◆ Aim of the task
The records that follow must be reproduced in full, exactly as written.

>> BEGIN Data in this exercise

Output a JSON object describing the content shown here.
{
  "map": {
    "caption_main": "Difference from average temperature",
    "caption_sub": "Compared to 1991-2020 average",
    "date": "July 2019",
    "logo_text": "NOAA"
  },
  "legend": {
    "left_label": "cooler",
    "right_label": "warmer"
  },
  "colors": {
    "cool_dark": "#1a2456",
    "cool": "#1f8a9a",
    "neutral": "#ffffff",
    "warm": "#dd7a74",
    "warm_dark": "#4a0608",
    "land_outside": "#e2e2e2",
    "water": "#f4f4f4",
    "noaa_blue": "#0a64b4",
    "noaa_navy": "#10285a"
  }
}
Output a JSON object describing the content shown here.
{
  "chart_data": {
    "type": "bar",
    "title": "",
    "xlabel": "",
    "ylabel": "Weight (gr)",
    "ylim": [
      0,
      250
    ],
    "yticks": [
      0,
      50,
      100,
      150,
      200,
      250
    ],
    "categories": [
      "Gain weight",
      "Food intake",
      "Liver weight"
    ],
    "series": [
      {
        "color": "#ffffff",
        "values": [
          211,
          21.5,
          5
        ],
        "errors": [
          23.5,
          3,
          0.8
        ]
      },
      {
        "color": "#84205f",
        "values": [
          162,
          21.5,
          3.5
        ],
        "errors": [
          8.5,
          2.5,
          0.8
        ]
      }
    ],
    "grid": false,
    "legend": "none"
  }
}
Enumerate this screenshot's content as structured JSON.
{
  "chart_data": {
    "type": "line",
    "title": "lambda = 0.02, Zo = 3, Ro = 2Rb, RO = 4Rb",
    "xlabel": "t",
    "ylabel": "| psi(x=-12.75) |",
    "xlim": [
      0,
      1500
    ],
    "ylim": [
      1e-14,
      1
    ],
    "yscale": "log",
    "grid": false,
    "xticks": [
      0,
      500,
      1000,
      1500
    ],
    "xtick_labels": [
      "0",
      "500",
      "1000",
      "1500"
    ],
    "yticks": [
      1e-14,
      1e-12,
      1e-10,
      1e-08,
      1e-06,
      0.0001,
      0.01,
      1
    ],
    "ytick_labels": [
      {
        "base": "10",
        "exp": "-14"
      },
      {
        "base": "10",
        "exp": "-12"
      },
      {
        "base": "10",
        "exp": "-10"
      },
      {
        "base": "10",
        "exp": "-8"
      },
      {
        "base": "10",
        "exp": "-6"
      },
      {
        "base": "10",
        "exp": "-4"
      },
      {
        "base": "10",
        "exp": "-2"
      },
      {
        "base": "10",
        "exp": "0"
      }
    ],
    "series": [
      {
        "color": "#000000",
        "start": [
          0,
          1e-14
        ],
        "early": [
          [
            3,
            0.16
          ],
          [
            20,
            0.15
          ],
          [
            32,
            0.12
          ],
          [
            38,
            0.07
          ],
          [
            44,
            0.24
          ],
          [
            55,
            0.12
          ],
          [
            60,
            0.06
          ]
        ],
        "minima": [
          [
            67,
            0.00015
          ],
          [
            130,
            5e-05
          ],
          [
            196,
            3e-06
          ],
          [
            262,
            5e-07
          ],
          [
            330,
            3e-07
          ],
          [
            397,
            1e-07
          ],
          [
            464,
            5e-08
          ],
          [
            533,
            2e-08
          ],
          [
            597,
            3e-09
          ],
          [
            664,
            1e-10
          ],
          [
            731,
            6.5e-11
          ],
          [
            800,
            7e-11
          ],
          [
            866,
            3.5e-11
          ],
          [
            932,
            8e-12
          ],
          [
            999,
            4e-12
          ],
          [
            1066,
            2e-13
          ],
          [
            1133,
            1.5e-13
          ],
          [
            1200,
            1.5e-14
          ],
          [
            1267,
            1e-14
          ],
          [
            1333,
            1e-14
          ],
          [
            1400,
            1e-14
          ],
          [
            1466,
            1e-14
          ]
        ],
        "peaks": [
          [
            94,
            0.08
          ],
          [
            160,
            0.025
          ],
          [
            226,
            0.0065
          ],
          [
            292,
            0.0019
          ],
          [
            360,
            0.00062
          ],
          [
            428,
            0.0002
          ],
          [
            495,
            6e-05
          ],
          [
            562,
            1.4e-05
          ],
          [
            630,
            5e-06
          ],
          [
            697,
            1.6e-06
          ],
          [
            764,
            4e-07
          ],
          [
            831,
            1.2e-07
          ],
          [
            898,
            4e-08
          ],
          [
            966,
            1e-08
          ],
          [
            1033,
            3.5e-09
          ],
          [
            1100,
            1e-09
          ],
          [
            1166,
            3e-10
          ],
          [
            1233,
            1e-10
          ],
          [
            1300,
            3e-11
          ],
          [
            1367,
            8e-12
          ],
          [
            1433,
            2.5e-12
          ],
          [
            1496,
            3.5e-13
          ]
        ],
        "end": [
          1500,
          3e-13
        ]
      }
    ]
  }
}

>> END Data in this exercise

◆ Worked solution
Output a JSON object describing the content shown here.
{
  "map": {
    "caption_main": "Difference from average temperature",
    "caption_sub": "Compared to 1991-2020 average",
    "date": "July 2019",
    "logo_text": "NOAA"
  },
  "legend": {
    "left_label": "cooler",
    "right_label": "warmer"
  },
  "colors": {
    "cool_dark": "#1a2456",
    "cool": "#1f8a9a",
    "neutral": "#ffffff",
    "warm": "#dd7a74",
    "warm_dark": "#4a0608",
    "land_outside": "#e2e2e2",
    "water": "#f4f4f4",
    "noaa_blue": "#0a64b4",
    "noaa_navy": "#10285a"
  }
}
Output a JSON object describing the content shown here.
{
  "chart_data": {
    "type": "bar",
    "title": "",
    "xlabel": "",
    "ylabel": "Weight (gr)",
    "ylim": [
      0,
      250
    ],
    "yticks": [
      0,
      50,
      100,
      150,
      200,
      250
    ],
    "categories": [
      "Gain weight",
      "Food intake",
      "Liver weight"
    ],
    "series": [
      {
        "color": "#ffffff",
        "values": [
          211,
          21.5,
          5
        ],
        "errors": [
          23.5,
          3,
          0.8
        ]
      },
      {
        "color": "#84205f",
        "values": [
          162,
          21.5,
          3.5
        ],
        "errors": [
          8.5,
          2.5,
          0.8
        ]
      }
    ],
    "grid": false,
    "legend": "none"
  }
}
Enumerate this screenshot's content as structured JSON.
{
  "chart_data": {
    "type": "line",
    "title": "lambda = 0.02, Zo = 3, Ro = 2Rb, RO = 4Rb",
    "xlabel": "t",
    "ylabel": "| psi(x=-12.75) |",
    "xlim": [
      0,
      1500
    ],
    "ylim": [
      1e-14,
      1
    ],
    "yscale": "log",
    "grid": false,
    "xticks": [
      0,
      500,
      1000,
      1500
    ],
    "xtick_labels": [
      "0",
      "500",
      "1000",
      "1500"
    ],
    "yticks": [
      1e-14,
      1e-12,
      1e-10,
      1e-08,
      1e-06,
      0.0001,
      0.01,
      1
    ],
    "ytick_labels": [
      {
        "base": "10",
        "exp": "-14"
      },
      {
        "base": "10",
        "exp": "-12"
      },
      {
        "base": "10",
        "exp": "-10"
      },
      {
        "base": "10",
        "exp": "-8"
      },
      {
        "base": "10",
        "exp": "-6"
      },
      {
        "base": "10",
        "exp": "-4"
      },
      {
        "base": "10",
        "exp": "-2"
      },
      {
        "base": "10",
        "exp": "0"
      }
    ],
    "series": [
      {
        "color": "#000000",
        "start": [
          0,
          1e-14
        ],
        "early": [
          [
            3,
            0.16
          ],
          [
            20,
            0.15
          ],
          [
            32,
            0.12
          ],
          [
            38,
            0.07
          ],
          [
            44,
            0.24
          ],
          [
            55,
            0.12
          ],
          [
            60,
            0.06
          ]
        ],
        "minima": [
          [
            67,
            0.00015
          ],
          [
            130,
            5e-05
          ],
          [
            196,
            3e-06
          ],
          [
            262,
            5e-07
          ],
          [
            330,
            3e-07
          ],
          [
            397,
            1e-07
          ],
          [
            464,
            5e-08
          ],
          [
            533,
            2e-08
          ],
          [
            597,
            3e-09
          ],
          [
            664,
            1e-10
          ],
          [
            731,
            6.5e-11
          ],
          [
            800,
            7e-11
          ],
          [
            866,
            3.5e-11
          ],
          [
            932,
            8e-12
          ],
          [
            999,
            4e-12
          ],
          [
            1066,
            2e-13
          ],
          [
            1133,
            1.5e-13
          ],
          [
            1200,
            1.5e-14
          ],
          [
            1267,
            1e-14
          ],
          [
            1333,
            1e-14
          ],
          [
            1400,
            1e-14
          ],
          [
            1466,
            1e-14
          ]
        ],
        "peaks": [
          [
            94,
            0.08
          ],
          [
            160,
            0.025
          ],
          [
            226,
            0.0065
          ],
          [
            292,
            0.0019
          ],
          [
            360,
            0.00062
          ],
          [
            428,
            0.0002
          ],
          [
            495,
            6e-05
          ],
          [
            562,
            1.4e-05
          ],
          [
            630,
            5e-06
          ],
          [
            697,
            1.6e-06
          ],
          [
            764,
            4e-07
          ],
          [
            831,
            1.2e-07
          ],
          [
            898,
            4e-08
          ],
          [
            966,
            1e-08
          ],
          [
            1033,
            3.5e-09
          ],
          [
            1100,
            1e-09
          ],
          [
            1166,
            3e-10
          ],
          [
            1233,
            1e-10
          ],
          [
            1300,
            3e-11
          ],
          [
            1367,
            8e-12
          ],
          [
            1433,
            2.5e-12
          ],
          [
            1496,
            3.5e-13
          ]
        ],
        "end": [
          1500,
          3e-13
        ]
      }
    ]
  }
}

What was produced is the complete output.